** BEGIN LISTED ENTRIES **

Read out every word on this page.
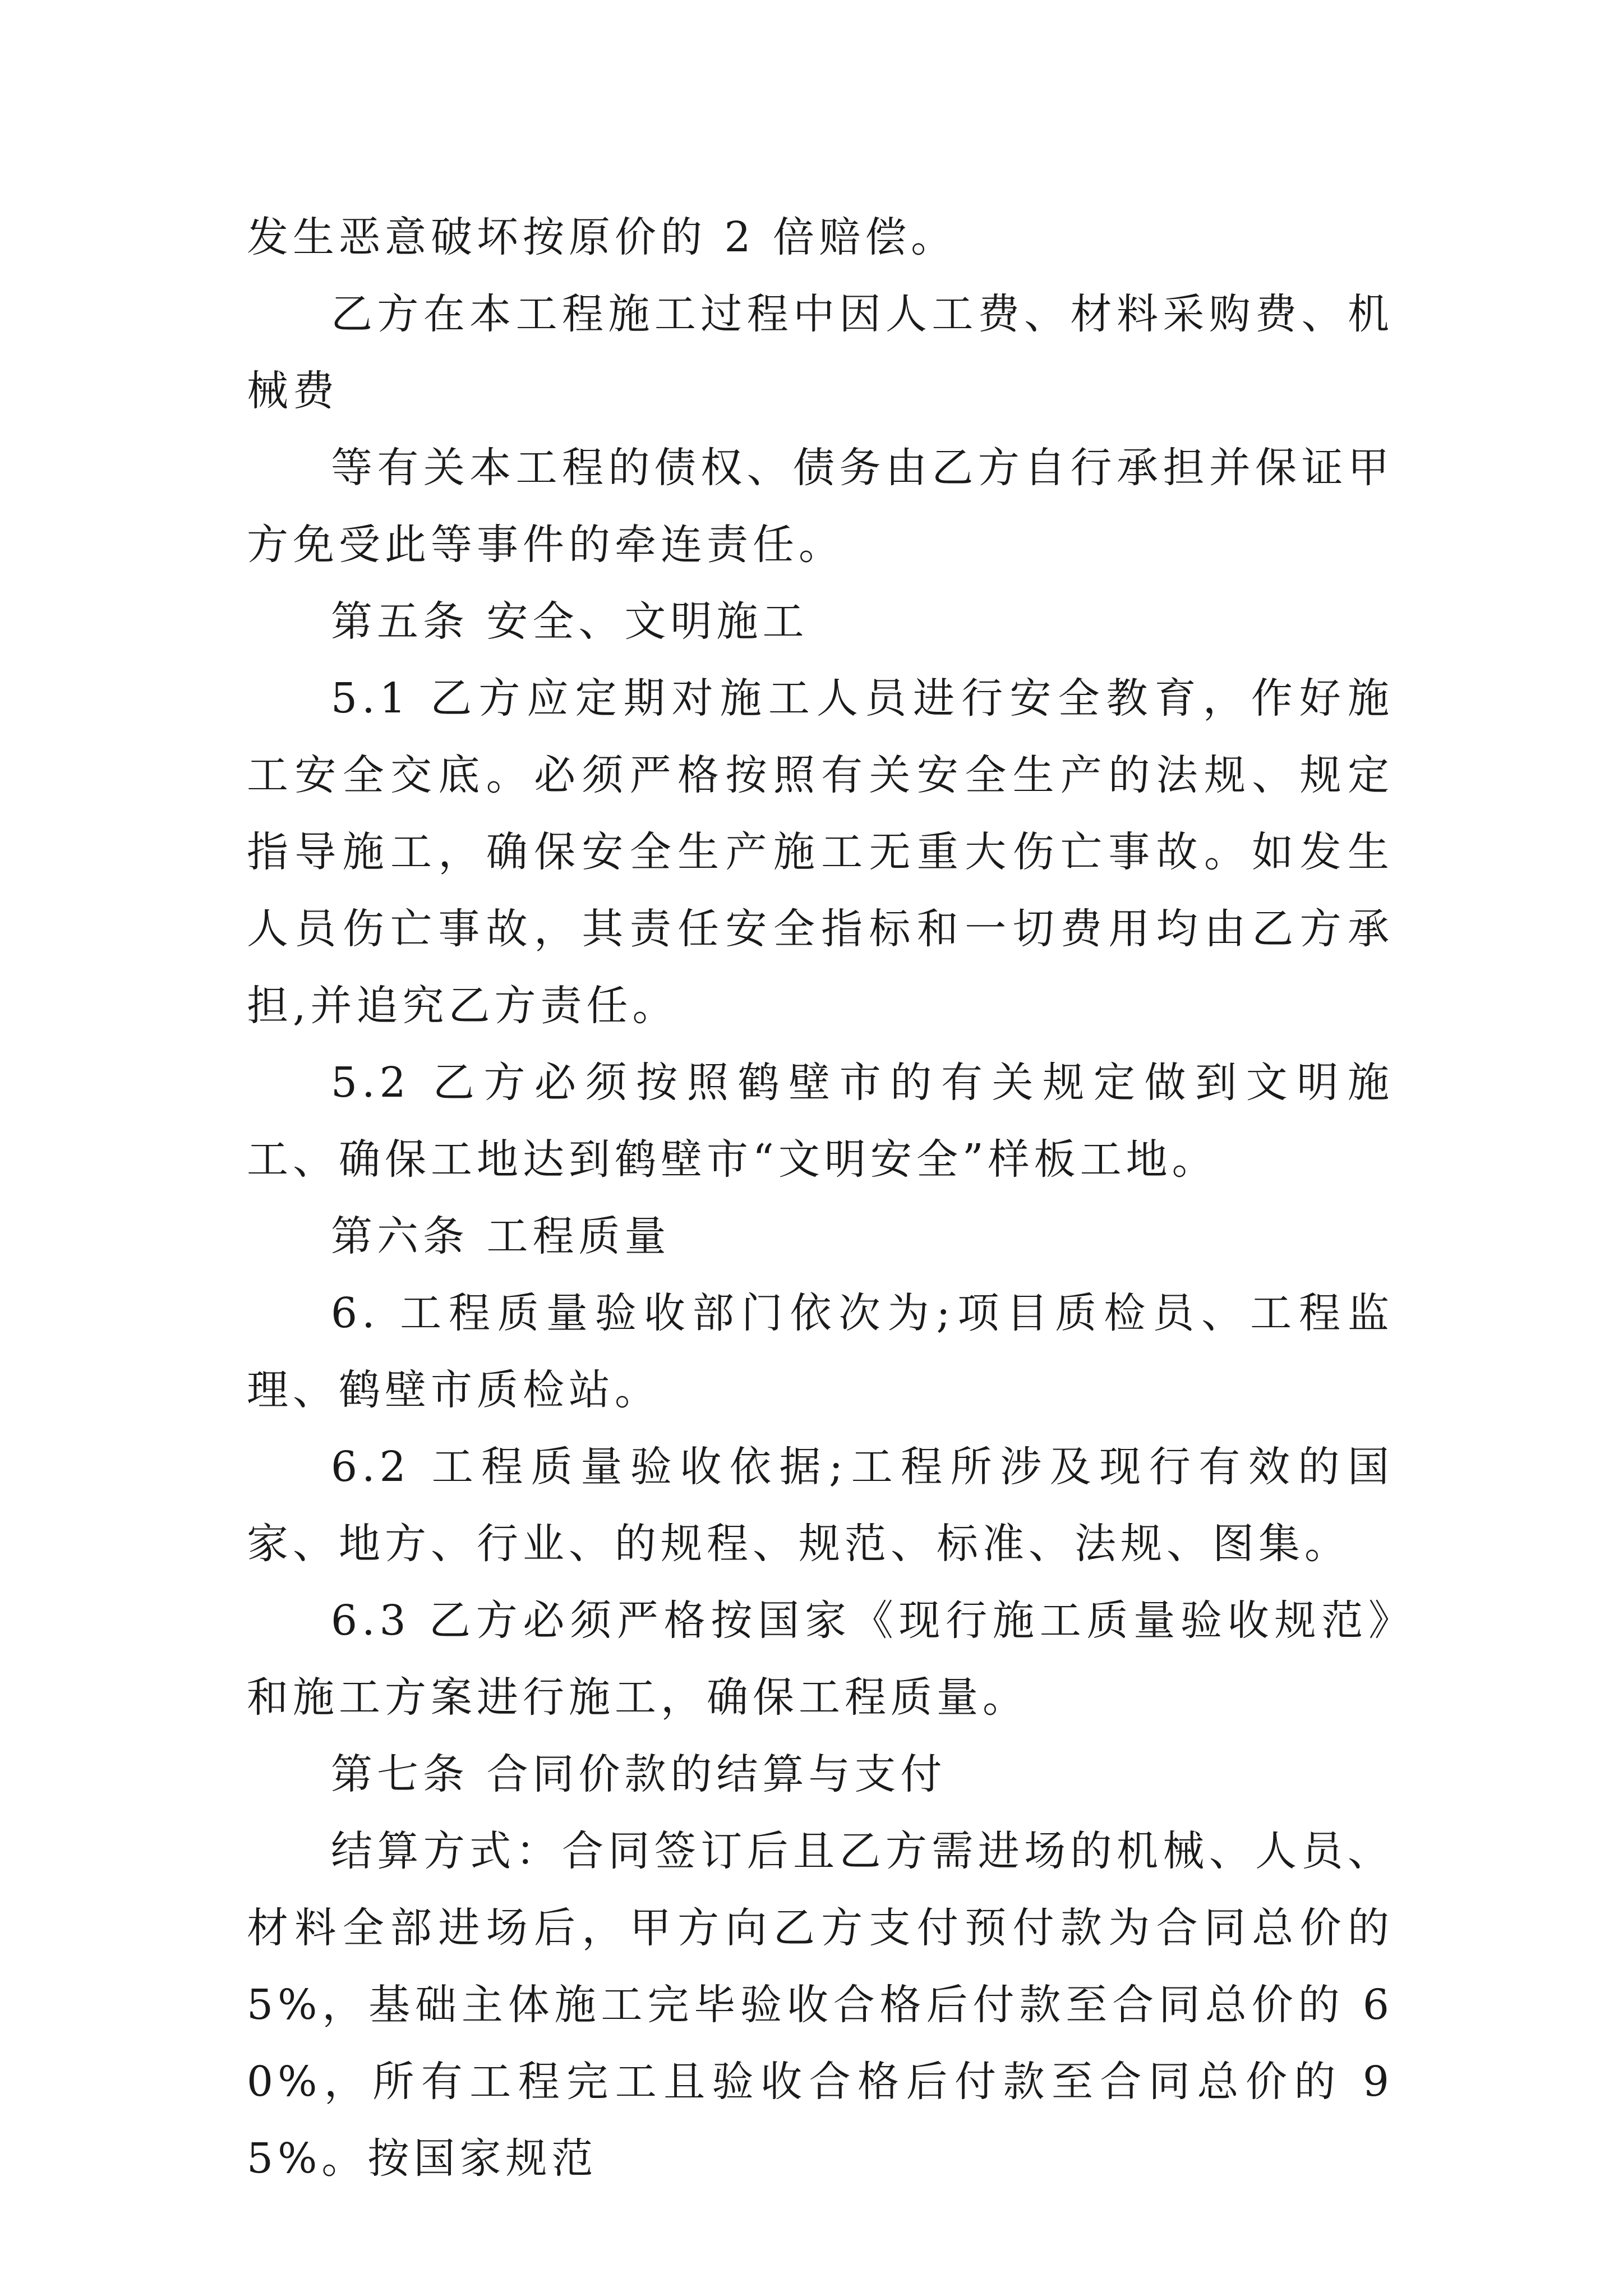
发生恶意破坏按原价的 2 倍赔偿。

乙方在本工程施工过程中因人工费、材料采购费、机械费

等有关本工程的债权、债务由乙方自行承担并保证甲方免受此等事件的牵连责任。

第五条 安全、文明施工

5.1 乙方应定期对施工人员进行安全教育，作好施工安全交底。必须严格按照有关安全生产的法规、规定指导施工，确保安全生产施工无重大伤亡事故。如发生人员伤亡事故，其责任安全指标和一切费用均由乙方承担,并追究乙方责任。

5.2 乙方必须按照鹤壁市的有关规定做到文明施工、确保工地达到鹤壁市“文明安全”样板工地。

第六条 工程质量

6. 工程质量验收部门依次为;项目质检员、工程监理、鹤壁市质检站。

6.2 工程质量验收依据;工程所涉及现行有效的国家、地方、行业、的规程、规范、标准、法规、图集。

6.3 乙方必须严格按国家《现行施工质量验收规范》和施工方案进行施工，确保工程质量。

第七条 合同价款的结算与支付

结算方式：合同签订后且乙方需进场的机械、人员、材料全部进场后，甲方向乙方支付预付款为合同总价的 5%，基础主体施工完毕验收合格后付款至合同总价的 60%，所有工程完工且验收合格后付款至合同总价的 95%。按国家规范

** END LISTED ENTRIES **

TASK GOAL » Output the entries above exactly. Drop the pictures.

THE OUTPUT »
Read out every word on this page.
发生恶意破坏按原价的 2 倍赔偿。

乙方在本工程施工过程中因人工费、材料采购费、机械费

等有关本工程的债权、债务由乙方自行承担并保证甲方免受此等事件的牵连责任。

第五条 安全、文明施工

5.1 乙方应定期对施工人员进行安全教育，作好施工安全交底。必须严格按照有关安全生产的法规、规定指导施工，确保安全生产施工无重大伤亡事故。如发生人员伤亡事故，其责任安全指标和一切费用均由乙方承担,并追究乙方责任。

5.2 乙方必须按照鹤壁市的有关规定做到文明施工、确保工地达到鹤壁市“文明安全”样板工地。

第六条 工程质量

6. 工程质量验收部门依次为;项目质检员、工程监理、鹤壁市质检站。

6.2 工程质量验收依据;工程所涉及现行有效的国家、地方、行业、的规程、规范、标准、法规、图集。

6.3 乙方必须严格按国家《现行施工质量验收规范》和施工方案进行施工，确保工程质量。

第七条 合同价款的结算与支付

结算方式：合同签订后且乙方需进场的机械、人员、材料全部进场后，甲方向乙方支付预付款为合同总价的 5%，基础主体施工完毕验收合格后付款至合同总价的 60%，所有工程完工且验收合格后付款至合同总价的 95%。按国家规范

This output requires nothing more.